(begin)

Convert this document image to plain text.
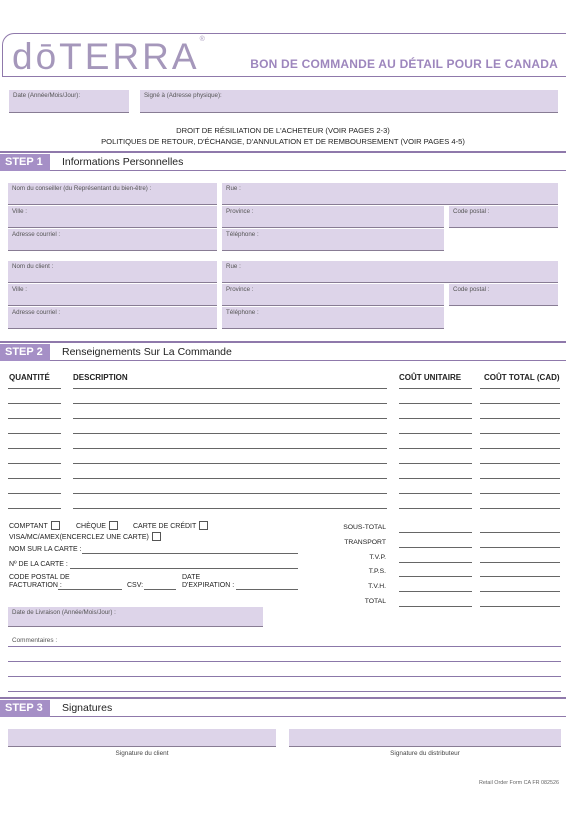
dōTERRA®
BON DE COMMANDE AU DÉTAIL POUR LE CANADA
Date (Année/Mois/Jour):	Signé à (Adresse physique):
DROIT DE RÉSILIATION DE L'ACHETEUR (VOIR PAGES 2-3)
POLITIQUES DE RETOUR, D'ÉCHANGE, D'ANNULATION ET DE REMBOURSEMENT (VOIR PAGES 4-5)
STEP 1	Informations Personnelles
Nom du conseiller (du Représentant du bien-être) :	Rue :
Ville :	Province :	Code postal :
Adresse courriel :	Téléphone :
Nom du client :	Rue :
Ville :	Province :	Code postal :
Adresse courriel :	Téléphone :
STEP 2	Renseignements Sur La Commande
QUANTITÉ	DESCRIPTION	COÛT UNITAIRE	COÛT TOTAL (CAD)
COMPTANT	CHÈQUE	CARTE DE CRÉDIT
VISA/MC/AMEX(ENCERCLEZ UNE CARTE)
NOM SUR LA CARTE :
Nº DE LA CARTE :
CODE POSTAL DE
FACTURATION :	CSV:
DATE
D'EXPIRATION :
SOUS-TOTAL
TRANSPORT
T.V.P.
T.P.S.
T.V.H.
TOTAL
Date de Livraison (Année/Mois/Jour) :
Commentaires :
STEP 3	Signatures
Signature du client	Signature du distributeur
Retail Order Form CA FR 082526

(end)

> **What you need to do**:
Exactly reproduce each record, leaving out any pictures.

> **Expected output**:
Convert this document image to plain text.
dōTERRA®
BON DE COMMANDE AU DÉTAIL POUR LE CANADA
Date (Année/Mois/Jour):	Signé à (Adresse physique):
DROIT DE RÉSILIATION DE L'ACHETEUR (VOIR PAGES 2-3)
POLITIQUES DE RETOUR, D'ÉCHANGE, D'ANNULATION ET DE REMBOURSEMENT (VOIR PAGES 4-5)
STEP 1	Informations Personnelles
Nom du conseiller (du Représentant du bien-être) :	Rue :
Ville :	Province :	Code postal :
Adresse courriel :	Téléphone :
Nom du client :	Rue :
Ville :	Province :	Code postal :
Adresse courriel :	Téléphone :
STEP 2	Renseignements Sur La Commande
QUANTITÉ	DESCRIPTION	COÛT UNITAIRE	COÛT TOTAL (CAD)
COMPTANT	CHÈQUE	CARTE DE CRÉDIT
VISA/MC/AMEX(ENCERCLEZ UNE CARTE)
NOM SUR LA CARTE :
Nº DE LA CARTE :
CODE POSTAL DE
FACTURATION :	CSV:
DATE
D'EXPIRATION :
SOUS-TOTAL
TRANSPORT
T.V.P.
T.P.S.
T.V.H.
TOTAL
Date de Livraison (Année/Mois/Jour) :
Commentaires :
STEP 3	Signatures
Signature du client	Signature du distributeur
Retail Order Form CA FR 082526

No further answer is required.